TO BE DONE: In the records that follow, locate every line with "prayer" and extract it.

RECORDS PROVIDED:
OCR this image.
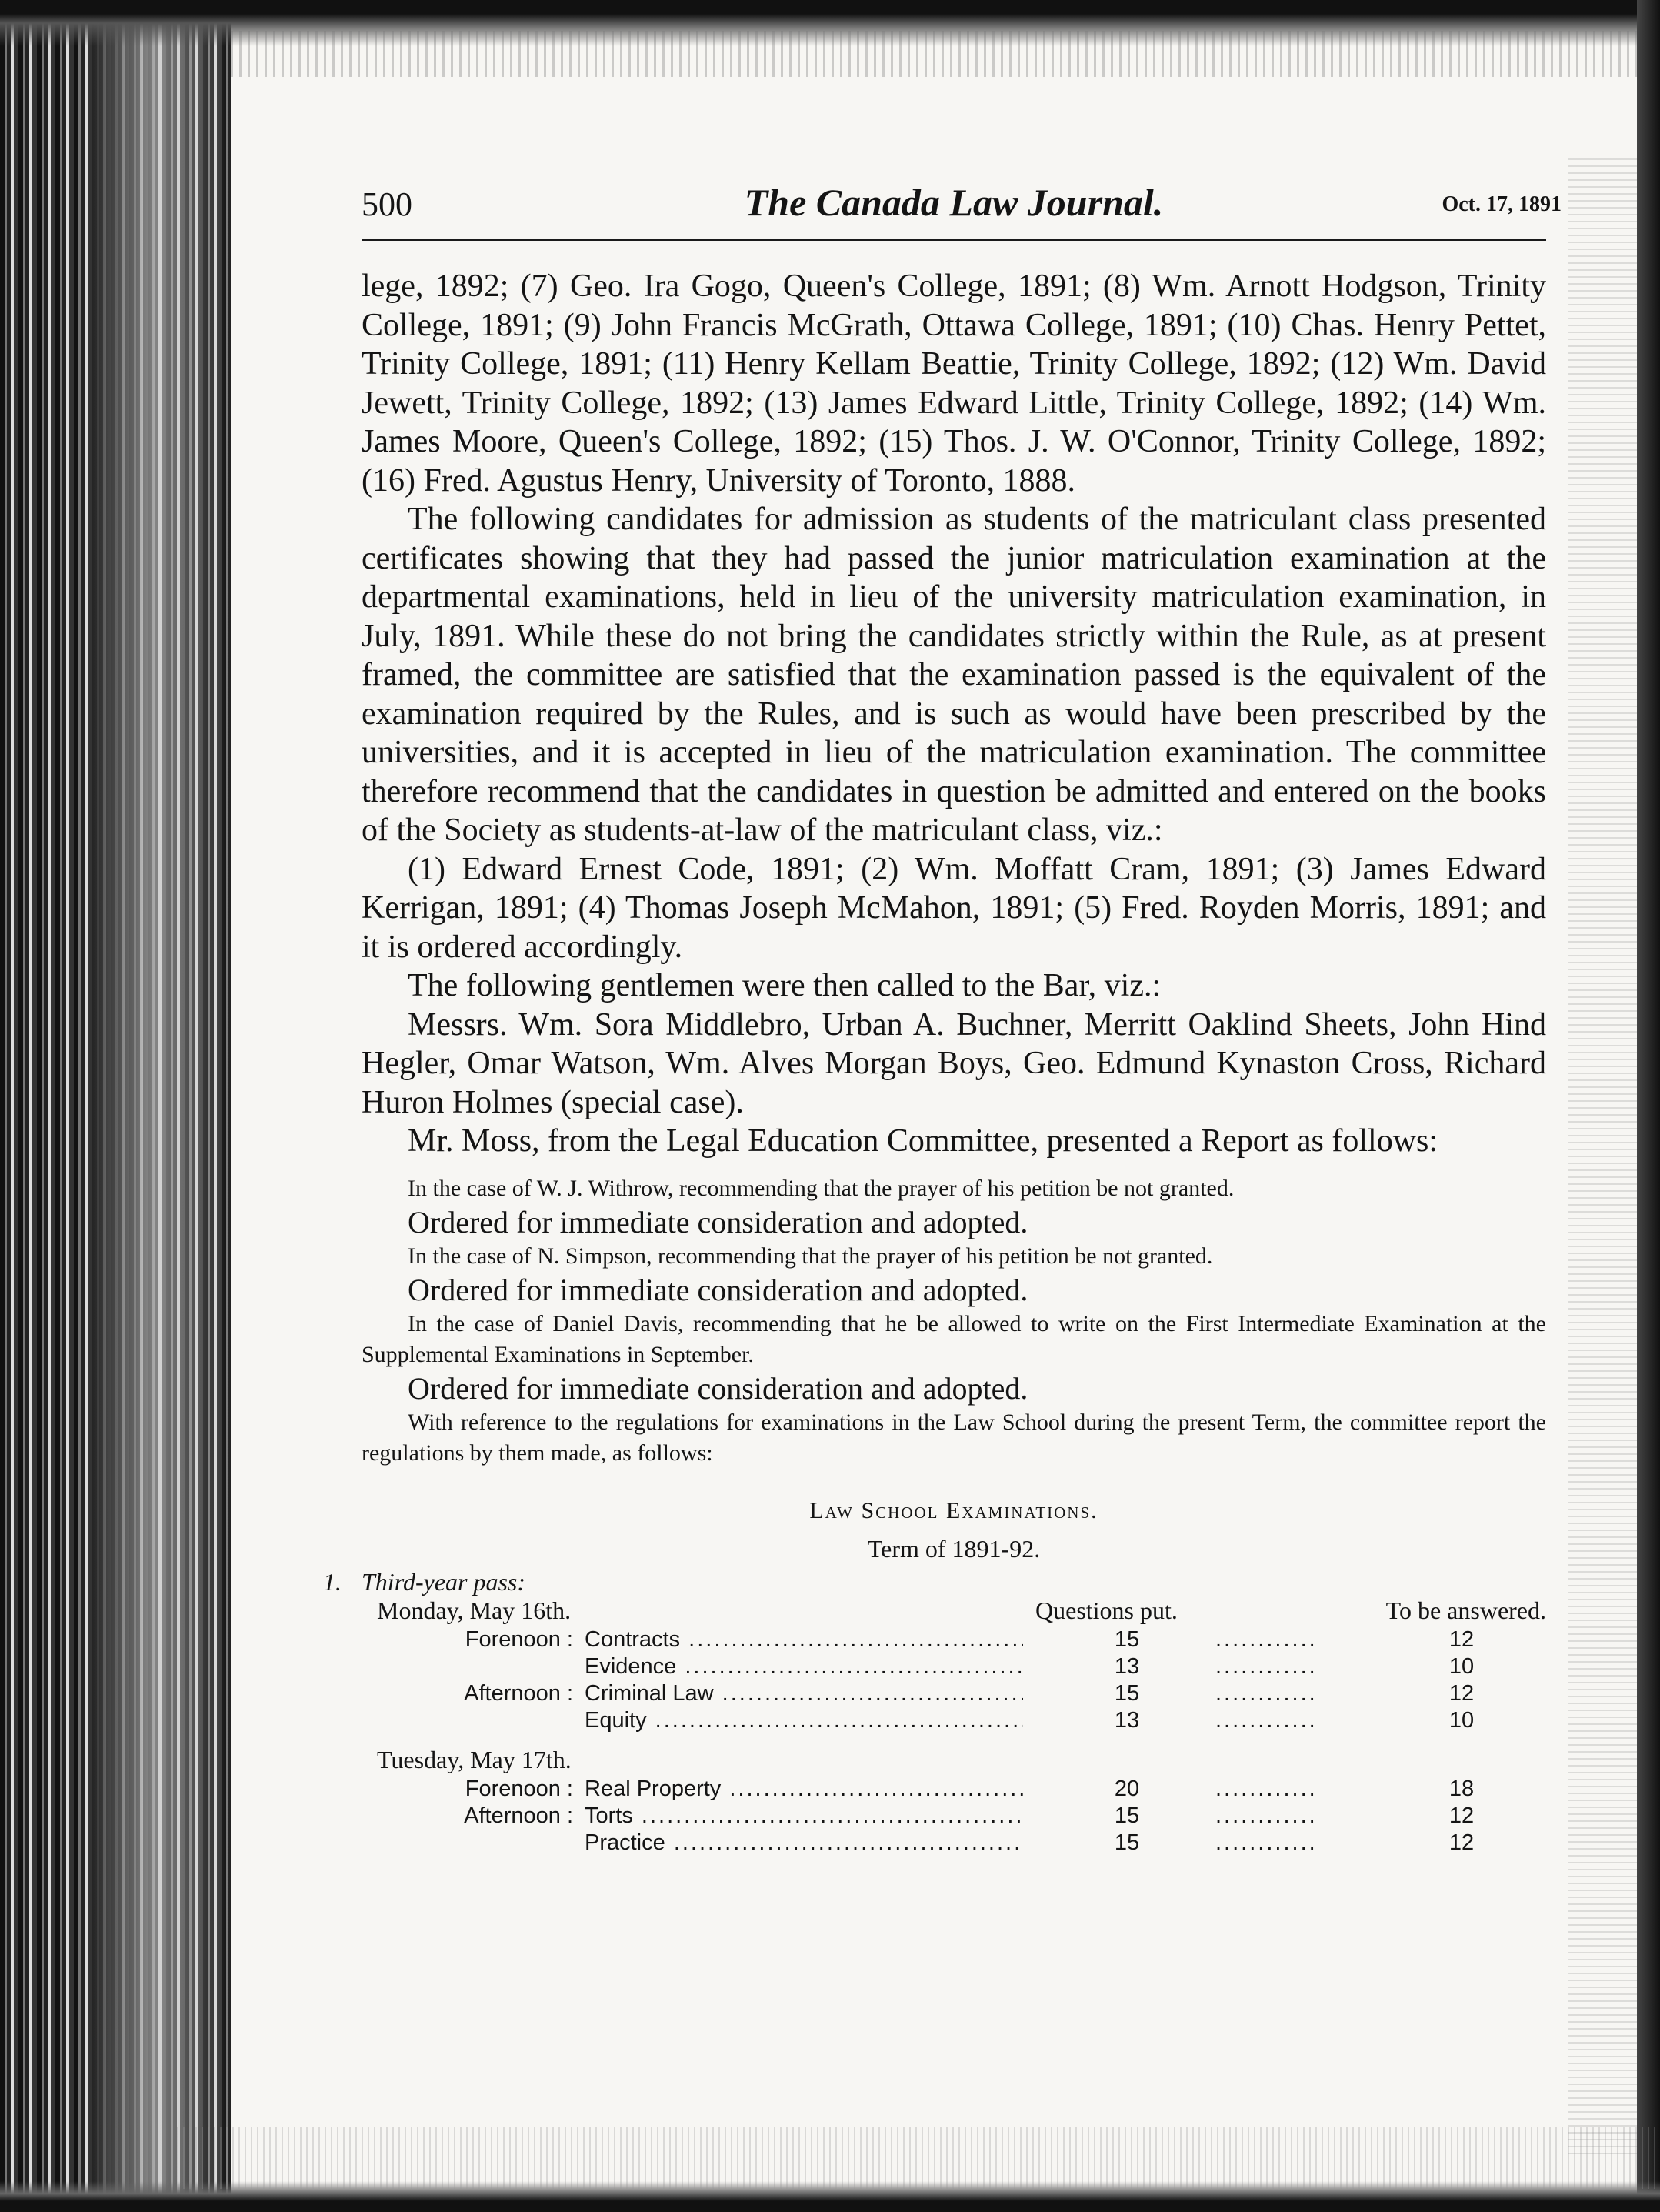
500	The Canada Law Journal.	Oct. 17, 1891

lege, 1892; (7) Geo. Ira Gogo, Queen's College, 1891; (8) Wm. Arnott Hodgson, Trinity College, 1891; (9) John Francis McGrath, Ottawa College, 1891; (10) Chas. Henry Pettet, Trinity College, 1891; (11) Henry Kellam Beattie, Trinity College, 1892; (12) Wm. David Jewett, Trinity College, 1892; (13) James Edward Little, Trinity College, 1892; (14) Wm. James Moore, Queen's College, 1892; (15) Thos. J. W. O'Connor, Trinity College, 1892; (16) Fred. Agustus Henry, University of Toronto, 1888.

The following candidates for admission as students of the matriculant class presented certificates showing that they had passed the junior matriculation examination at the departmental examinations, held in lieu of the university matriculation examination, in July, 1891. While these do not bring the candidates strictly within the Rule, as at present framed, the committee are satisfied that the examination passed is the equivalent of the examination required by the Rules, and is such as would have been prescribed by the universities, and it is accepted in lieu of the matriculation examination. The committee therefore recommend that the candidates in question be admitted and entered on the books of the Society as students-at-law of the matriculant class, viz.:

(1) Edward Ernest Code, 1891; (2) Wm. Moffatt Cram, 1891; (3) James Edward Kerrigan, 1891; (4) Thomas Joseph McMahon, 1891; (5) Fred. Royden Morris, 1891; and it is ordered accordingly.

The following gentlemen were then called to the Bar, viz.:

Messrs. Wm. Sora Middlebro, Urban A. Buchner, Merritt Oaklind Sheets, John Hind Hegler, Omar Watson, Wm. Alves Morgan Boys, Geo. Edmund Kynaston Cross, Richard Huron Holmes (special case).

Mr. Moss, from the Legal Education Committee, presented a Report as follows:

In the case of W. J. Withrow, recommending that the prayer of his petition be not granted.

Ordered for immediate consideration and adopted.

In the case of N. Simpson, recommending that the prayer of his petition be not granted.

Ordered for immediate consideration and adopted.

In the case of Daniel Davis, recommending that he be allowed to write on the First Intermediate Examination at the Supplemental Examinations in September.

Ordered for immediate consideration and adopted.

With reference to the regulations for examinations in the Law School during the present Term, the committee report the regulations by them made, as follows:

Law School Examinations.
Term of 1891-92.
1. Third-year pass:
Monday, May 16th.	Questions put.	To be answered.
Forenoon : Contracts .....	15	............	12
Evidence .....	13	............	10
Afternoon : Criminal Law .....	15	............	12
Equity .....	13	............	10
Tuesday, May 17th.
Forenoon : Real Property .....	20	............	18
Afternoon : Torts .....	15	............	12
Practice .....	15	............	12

--

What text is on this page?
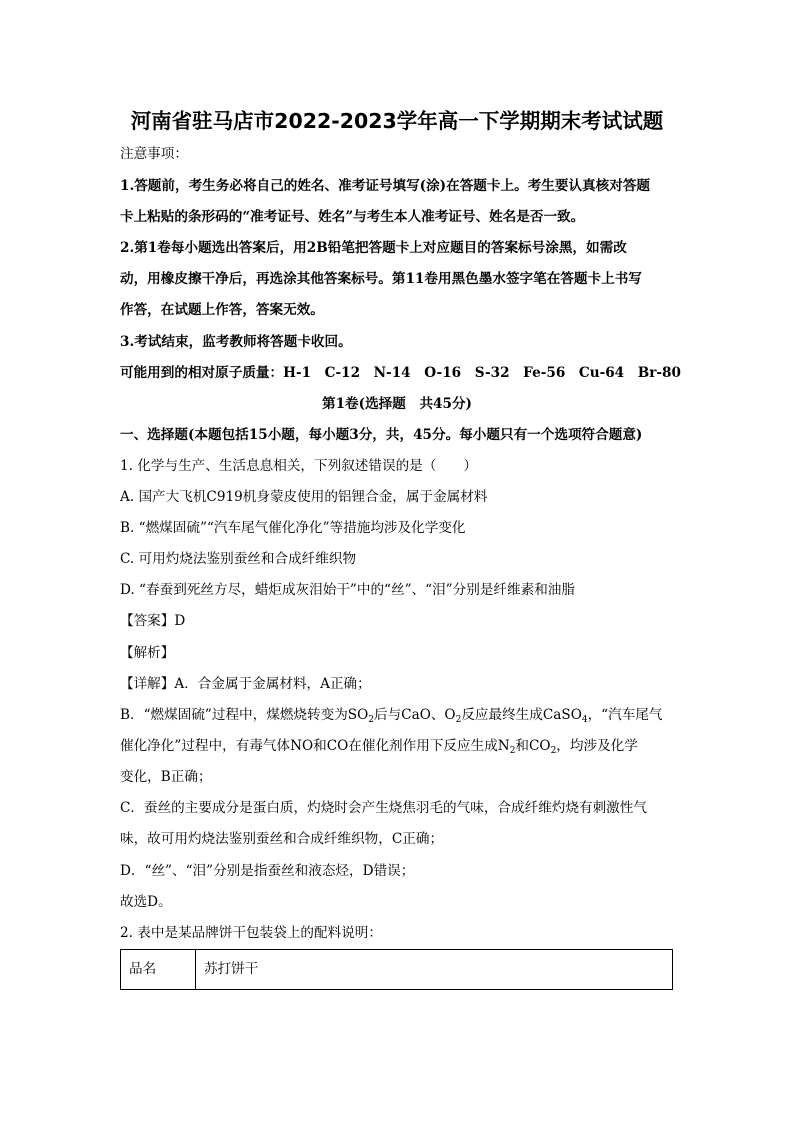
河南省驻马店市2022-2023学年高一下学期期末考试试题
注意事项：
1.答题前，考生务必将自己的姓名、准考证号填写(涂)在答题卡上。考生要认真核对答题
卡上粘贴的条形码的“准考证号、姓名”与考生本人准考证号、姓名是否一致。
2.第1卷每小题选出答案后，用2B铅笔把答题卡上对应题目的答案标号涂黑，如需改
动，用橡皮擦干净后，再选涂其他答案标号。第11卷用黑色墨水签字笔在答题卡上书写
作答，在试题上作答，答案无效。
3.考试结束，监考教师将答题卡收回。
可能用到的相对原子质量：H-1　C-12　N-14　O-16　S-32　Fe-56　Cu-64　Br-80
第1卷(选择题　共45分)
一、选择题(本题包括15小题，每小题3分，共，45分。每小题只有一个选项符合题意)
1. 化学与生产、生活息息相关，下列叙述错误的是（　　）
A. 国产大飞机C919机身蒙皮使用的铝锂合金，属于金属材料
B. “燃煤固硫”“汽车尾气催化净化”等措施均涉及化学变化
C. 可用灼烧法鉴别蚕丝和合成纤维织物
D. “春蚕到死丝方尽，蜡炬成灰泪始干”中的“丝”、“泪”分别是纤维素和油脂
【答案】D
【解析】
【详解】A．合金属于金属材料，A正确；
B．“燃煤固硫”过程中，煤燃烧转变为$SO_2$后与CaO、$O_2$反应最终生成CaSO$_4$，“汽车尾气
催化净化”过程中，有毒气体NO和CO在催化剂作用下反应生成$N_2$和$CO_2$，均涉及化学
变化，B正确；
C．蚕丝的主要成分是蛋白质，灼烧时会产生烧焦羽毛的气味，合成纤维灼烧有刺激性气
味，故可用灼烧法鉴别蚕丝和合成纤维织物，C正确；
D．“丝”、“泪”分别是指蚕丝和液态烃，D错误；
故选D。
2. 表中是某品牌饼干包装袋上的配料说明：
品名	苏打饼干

FINISHED TASK:
In the case of W. J. Withrow, recommending that the prayer of his petition be not granted.
In the case of N. Simpson, recommending that the prayer of his petition be not granted.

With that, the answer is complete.